> Directions
From the blog post on the value of "sorry" below, print the stretch from "What is in a" through "everything with it." word for word.

> Page text
★ ★ ★ ★ ★
"Insist on yourself; never imitate. Your own gift you can present every moment with the cumulative force of a whole life's cultivation; but of the adopted talent of another you have only an extemporaneous half possession." - Ralph Waldo Emerson

Wednesday, February 22, 2012

The Value of "Sorry": Settling Debts


“It is the highest form of self-respect to admit our errors and mistakes and make amends for them. To make a mistake is only an error in judgment, but to adhere to it when it is discovered shows infirmity of character.” - Dale E. Turner quotes

What is in a word? One can conclude there is a lot in a word, while others may conclude the opposite. I think it depends on the formula you use. Society, Context, The "Reciever," and the "Deliverer" all have a part in adding or reducing the value of words. For instance, the word "nigger" may mean nothing at all to someone in Japan, but what if that word is exchanged between two Americans strangers, one white and one black, during a heated debate at a grocery store in Georgia. Take that same word and put it between friends of the same race, culture, and origin and you may get a different value.

Words mean nothing without the meaning behind it, yet they can mean everything with it.
★ ★ ★ ★ ★
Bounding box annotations

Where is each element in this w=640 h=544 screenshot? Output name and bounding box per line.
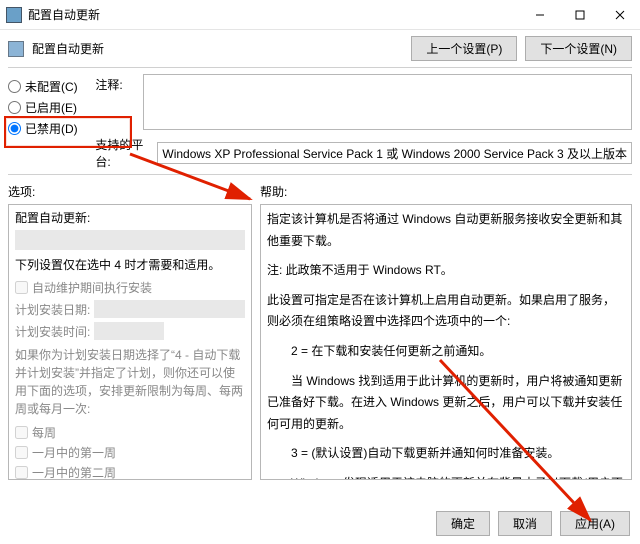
sched-day-combo — [94, 300, 245, 318]
chk-week2-label: 一月中的第二周 — [32, 464, 116, 479]
chk-week1-label: 一月中的第一周 — [32, 444, 116, 461]
help-p1: 指定该计算机是否将通过 Windows 自动更新服务接收安全更新和其他重要下载。 — [267, 209, 625, 252]
help-p3: 此设置可指定是否在该计算机上启用自动更新。如果启用了服务，则必须在组策略设置中选… — [267, 290, 625, 333]
maximize-button[interactable] — [560, 1, 600, 29]
sched-time-label: 计划安装时间: — [15, 323, 90, 340]
radio-enabled-label: 已启用(E) — [25, 99, 77, 116]
radio-not-configured-input[interactable] — [8, 80, 21, 93]
sched-time-combo — [94, 322, 164, 340]
radio-not-configured[interactable]: 未配置(C) — [8, 78, 83, 95]
chk-week2-input — [15, 466, 28, 479]
title-bar: 配置自动更新 — [0, 0, 640, 30]
sched-day-label: 计划安装日期: — [15, 301, 90, 318]
chk-weekly-input — [15, 426, 28, 439]
ok-button[interactable]: 确定 — [436, 511, 490, 536]
footer: 确定 取消 应用(A) — [436, 511, 630, 536]
chk-maintenance-label: 自动维护期间执行安装 — [32, 279, 152, 296]
chk-maintenance-input — [15, 281, 28, 294]
app-icon — [6, 7, 22, 23]
header-title: 配置自动更新 — [32, 40, 403, 57]
prev-setting-button[interactable]: 上一个设置(P) — [411, 36, 517, 61]
apply-button[interactable]: 应用(A) — [560, 511, 630, 536]
chk-weekly-label: 每周 — [32, 424, 56, 441]
right-column: 注释: 支持的平台: Windows XP Professional Servi… — [95, 74, 632, 170]
radio-column: 未配置(C) 已启用(E) 已禁用(D) — [8, 74, 83, 170]
options-title: 配置自动更新: — [15, 209, 245, 226]
platform-value: Windows XP Professional Service Pack 1 或… — [157, 142, 632, 164]
chk-maintenance: 自动维护期间执行安装 — [15, 279, 245, 296]
sched-day-row: 计划安装日期: — [15, 300, 245, 318]
cancel-button[interactable]: 取消 — [498, 511, 552, 536]
section-labels: 选项: 帮助: — [0, 175, 640, 204]
radio-enabled[interactable]: 已启用(E) — [8, 99, 83, 116]
help-label: 帮助: — [260, 183, 632, 200]
help-p7: Windows 发现适用于该电脑的更新并在背景中予以下载(用户不被通知或在此过程… — [267, 473, 625, 479]
radio-disabled[interactable]: 已禁用(D) — [8, 120, 83, 137]
platform-label: 支持的平台: — [95, 136, 151, 170]
chk-week2: 一月中的第二周 — [15, 464, 245, 479]
platform-row: 支持的平台: Windows XP Professional Service P… — [95, 136, 632, 170]
sched-time-row: 计划安装时间: — [15, 322, 245, 340]
options-note: 下列设置仅在选中 4 时才需要和适用。 — [15, 256, 245, 273]
window-title: 配置自动更新 — [28, 6, 520, 23]
help-p5: 当 Windows 找到适用于此计算机的更新时，用户将被通知更新已准备好下载。在… — [267, 371, 625, 436]
chk-weekly: 每周 — [15, 424, 245, 441]
chk-week1-input — [15, 446, 28, 459]
radio-disabled-input[interactable] — [8, 122, 21, 135]
options-disabled-combo — [15, 230, 245, 250]
help-pane-scroll[interactable]: 指定该计算机是否将通过 Windows 自动更新服务接收安全更新和其他重要下载。… — [261, 205, 631, 479]
help-p4: 2 = 在下载和安装任何更新之前通知。 — [267, 341, 625, 363]
panes-row: 配置自动更新: 下列设置仅在选中 4 时才需要和适用。 自动维护期间执行安装 计… — [0, 204, 640, 480]
options-para: 如果你为计划安装日期选择了“4 - 自动下载并计划安装”并指定了计划，则你还可以… — [15, 346, 245, 418]
next-setting-button[interactable]: 下一个设置(N) — [525, 36, 632, 61]
help-p6: 3 = (默认设置)自动下载更新并通知何时准备安装。 — [267, 443, 625, 465]
radio-disabled-label: 已禁用(D) — [25, 120, 78, 137]
options-pane-scroll[interactable]: 配置自动更新: 下列设置仅在选中 4 时才需要和适用。 自动维护期间执行安装 计… — [9, 205, 251, 479]
comment-label: 注释: — [95, 74, 137, 130]
help-p2: 注: 此政策不适用于 Windows RT。 — [267, 260, 625, 282]
config-area: 未配置(C) 已启用(E) 已禁用(D) 注释: 支持的平台: Windows … — [0, 68, 640, 174]
close-button[interactable] — [600, 1, 640, 29]
header-row: 配置自动更新 上一个设置(P) 下一个设置(N) — [0, 30, 640, 67]
chk-week1: 一月中的第一周 — [15, 444, 245, 461]
comment-textarea[interactable] — [143, 74, 632, 130]
help-pane: 指定该计算机是否将通过 Windows 自动更新服务接收安全更新和其他重要下载。… — [260, 204, 632, 480]
radio-not-configured-label: 未配置(C) — [25, 78, 78, 95]
minimize-button[interactable] — [520, 1, 560, 29]
policy-icon — [8, 41, 24, 57]
options-label: 选项: — [8, 183, 260, 200]
options-pane: 配置自动更新: 下列设置仅在选中 4 时才需要和适用。 自动维护期间执行安装 计… — [8, 204, 252, 480]
radio-enabled-input[interactable] — [8, 101, 21, 114]
comment-row: 注释: — [95, 74, 632, 130]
★ ★ ★ ★ ★
> Exercise answer
What is in a word? One can conclude there is a lot in a word, while others may conclude the opposite. I think it depends on the formula you use. Society, Context, The "Reciever," and the "Deliverer" all have a part in adding or reducing the value of words. For instance, the word "nigger" may mean nothing at all to someone in Japan, but what if that word is exchanged between two Americans strangers, one white and one black, during a heated debate at a grocery store in Georgia. Take that same word and put it between friends of the same race, culture, and origin and you may get a different value.

Words mean nothing without the meaning behind it, yet they can mean everything with it.